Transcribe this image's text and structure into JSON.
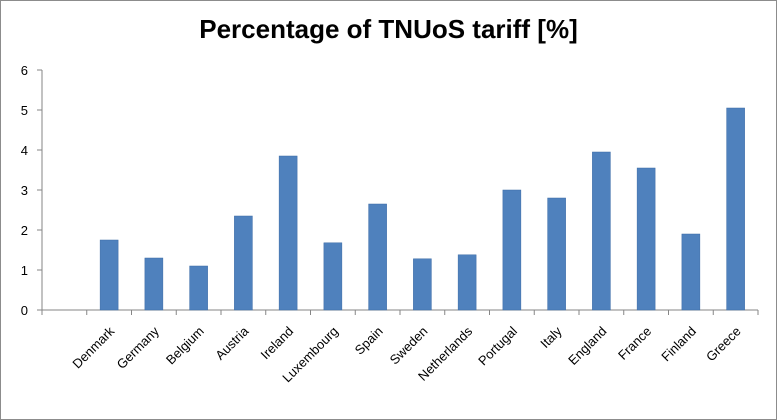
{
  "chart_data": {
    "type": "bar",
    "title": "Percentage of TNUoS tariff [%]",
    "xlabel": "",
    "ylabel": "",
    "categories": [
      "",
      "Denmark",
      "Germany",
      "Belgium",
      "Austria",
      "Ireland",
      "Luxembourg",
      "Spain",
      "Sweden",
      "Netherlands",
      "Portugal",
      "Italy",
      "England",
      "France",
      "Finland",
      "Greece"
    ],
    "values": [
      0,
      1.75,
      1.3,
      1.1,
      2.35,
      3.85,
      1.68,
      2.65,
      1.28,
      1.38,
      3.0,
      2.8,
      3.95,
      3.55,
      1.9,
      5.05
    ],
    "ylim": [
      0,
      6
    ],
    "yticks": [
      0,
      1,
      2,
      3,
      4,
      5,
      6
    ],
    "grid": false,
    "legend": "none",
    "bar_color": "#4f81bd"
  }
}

·····

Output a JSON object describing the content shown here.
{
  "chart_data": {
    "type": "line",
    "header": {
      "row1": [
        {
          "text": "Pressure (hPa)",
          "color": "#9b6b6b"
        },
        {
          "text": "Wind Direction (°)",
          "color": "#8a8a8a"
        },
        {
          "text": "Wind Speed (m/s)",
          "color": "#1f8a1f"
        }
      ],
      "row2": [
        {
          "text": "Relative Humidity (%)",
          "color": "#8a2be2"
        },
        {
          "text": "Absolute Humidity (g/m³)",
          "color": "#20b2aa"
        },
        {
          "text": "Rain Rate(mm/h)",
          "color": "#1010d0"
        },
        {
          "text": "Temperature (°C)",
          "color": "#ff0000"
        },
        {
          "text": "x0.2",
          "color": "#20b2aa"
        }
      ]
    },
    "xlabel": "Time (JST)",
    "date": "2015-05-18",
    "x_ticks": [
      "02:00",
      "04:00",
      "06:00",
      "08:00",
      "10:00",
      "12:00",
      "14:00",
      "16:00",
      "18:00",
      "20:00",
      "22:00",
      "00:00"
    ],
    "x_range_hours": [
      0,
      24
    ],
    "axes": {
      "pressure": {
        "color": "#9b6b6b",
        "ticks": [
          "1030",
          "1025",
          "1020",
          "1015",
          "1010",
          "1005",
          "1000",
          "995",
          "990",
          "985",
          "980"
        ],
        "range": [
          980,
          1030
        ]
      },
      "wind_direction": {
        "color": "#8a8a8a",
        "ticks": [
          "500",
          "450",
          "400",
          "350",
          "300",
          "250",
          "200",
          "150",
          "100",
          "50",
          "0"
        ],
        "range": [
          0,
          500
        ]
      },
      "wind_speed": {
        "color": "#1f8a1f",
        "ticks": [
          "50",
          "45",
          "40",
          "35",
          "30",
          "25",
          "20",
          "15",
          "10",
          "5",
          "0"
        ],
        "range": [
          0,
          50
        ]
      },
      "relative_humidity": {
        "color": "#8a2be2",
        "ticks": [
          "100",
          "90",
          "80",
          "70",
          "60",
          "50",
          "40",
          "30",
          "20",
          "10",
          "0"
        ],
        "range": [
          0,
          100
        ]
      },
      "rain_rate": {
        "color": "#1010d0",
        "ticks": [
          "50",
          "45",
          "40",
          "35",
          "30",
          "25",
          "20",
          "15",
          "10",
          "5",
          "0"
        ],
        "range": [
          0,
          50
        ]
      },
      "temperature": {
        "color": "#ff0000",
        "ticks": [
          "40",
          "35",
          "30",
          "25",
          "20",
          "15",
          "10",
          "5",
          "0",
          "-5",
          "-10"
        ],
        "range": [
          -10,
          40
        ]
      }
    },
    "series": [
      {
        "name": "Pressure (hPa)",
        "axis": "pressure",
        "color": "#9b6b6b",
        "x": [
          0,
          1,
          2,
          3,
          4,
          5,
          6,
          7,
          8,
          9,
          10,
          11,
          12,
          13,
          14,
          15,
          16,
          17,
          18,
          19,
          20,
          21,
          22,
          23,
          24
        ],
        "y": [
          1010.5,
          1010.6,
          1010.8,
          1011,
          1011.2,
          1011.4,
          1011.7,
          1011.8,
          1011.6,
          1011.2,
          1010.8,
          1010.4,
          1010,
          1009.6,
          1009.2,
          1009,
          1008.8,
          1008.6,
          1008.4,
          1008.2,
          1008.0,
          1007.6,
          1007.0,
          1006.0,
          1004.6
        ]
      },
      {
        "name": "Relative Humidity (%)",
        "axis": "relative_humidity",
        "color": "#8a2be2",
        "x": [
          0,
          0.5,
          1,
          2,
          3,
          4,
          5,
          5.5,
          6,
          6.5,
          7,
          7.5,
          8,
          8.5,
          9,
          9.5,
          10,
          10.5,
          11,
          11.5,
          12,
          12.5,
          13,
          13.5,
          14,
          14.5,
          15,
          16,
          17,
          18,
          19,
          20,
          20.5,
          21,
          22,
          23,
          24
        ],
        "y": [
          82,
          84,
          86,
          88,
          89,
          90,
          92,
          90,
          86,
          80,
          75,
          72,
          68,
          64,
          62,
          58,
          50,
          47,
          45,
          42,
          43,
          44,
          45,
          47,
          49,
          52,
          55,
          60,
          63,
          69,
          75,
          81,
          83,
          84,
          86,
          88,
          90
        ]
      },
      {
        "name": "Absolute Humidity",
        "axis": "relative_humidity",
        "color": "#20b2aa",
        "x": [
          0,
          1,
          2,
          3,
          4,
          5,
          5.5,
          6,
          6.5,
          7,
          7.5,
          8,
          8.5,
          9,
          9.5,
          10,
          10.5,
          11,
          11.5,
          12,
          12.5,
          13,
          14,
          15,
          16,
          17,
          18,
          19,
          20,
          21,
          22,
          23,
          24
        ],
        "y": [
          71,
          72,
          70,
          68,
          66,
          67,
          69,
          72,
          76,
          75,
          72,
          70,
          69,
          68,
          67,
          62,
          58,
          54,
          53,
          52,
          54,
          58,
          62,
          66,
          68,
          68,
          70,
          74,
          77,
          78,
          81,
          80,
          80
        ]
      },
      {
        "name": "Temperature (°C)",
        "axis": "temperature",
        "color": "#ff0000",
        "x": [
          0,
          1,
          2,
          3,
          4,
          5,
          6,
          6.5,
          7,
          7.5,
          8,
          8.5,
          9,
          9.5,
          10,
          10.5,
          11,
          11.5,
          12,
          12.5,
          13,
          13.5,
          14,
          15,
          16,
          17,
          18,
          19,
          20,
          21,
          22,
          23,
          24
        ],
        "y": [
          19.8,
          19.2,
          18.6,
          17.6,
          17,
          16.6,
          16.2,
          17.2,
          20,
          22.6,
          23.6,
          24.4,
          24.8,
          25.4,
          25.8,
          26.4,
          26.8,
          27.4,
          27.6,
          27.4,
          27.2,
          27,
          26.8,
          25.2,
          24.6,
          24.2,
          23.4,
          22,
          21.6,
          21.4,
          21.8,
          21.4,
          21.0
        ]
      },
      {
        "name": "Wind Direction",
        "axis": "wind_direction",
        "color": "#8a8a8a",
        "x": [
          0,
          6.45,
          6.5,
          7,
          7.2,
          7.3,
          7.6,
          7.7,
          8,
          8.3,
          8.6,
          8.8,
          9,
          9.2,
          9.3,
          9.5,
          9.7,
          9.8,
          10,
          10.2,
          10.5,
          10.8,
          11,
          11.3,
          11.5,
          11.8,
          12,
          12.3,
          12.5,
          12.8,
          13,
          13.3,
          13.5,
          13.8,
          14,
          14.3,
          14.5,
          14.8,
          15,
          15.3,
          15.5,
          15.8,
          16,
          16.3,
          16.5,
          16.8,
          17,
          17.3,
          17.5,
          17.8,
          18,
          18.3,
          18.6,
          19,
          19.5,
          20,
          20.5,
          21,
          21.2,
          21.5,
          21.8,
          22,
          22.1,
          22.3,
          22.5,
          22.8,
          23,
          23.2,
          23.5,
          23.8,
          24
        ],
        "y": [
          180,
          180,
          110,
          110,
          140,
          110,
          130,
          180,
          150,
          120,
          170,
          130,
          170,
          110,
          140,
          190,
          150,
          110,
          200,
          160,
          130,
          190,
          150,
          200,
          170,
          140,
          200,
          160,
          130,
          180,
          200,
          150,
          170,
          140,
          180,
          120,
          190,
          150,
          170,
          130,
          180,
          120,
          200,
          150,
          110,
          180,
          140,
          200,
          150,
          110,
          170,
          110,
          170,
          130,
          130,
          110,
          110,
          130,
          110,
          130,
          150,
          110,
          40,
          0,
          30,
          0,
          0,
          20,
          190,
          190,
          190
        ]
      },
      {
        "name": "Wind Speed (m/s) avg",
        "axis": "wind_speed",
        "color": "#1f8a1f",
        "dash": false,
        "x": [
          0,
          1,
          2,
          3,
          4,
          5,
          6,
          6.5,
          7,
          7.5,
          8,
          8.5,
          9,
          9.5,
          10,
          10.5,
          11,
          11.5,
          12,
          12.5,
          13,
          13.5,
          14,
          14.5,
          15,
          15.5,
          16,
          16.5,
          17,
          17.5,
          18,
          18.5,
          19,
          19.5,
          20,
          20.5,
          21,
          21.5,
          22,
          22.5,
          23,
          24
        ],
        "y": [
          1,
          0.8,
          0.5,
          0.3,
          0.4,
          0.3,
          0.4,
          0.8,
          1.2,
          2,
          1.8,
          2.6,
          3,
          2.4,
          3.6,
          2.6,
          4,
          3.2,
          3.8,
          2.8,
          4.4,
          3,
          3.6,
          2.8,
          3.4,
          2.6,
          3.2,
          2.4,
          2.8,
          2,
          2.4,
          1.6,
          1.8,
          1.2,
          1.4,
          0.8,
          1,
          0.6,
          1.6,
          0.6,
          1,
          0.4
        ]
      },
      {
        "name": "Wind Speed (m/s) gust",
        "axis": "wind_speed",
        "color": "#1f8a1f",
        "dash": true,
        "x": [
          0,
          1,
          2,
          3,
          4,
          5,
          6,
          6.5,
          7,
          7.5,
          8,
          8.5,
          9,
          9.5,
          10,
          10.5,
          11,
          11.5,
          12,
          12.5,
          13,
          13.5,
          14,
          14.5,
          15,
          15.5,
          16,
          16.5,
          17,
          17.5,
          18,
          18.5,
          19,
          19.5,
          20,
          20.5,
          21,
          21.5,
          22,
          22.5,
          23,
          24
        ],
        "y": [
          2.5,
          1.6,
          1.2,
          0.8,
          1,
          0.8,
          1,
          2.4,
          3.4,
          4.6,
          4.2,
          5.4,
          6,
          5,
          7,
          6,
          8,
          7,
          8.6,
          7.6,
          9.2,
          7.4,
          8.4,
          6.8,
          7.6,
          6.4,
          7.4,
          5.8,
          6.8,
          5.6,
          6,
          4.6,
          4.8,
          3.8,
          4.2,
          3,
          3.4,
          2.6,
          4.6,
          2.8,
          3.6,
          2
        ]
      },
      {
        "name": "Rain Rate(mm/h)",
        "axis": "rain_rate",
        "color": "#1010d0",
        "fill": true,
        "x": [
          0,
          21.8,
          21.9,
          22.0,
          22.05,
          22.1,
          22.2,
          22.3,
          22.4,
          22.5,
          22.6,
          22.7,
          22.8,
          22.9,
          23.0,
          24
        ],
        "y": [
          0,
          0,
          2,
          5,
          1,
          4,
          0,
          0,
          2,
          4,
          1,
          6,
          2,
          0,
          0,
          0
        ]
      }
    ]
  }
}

·····

Goal:
Find every line that has "name" in it, then return those lines.

Written solution:
        "name": "Pressure (hPa)",
        "name": "Relative Humidity (%)",
        "name": "Absolute Humidity",
        "name": "Temperature (°C)",
        "name": "Wind Direction",
        "name": "Wind Speed (m/s) avg",
        "name": "Wind Speed (m/s) gust",
        "name": "Rain Rate(mm/h)",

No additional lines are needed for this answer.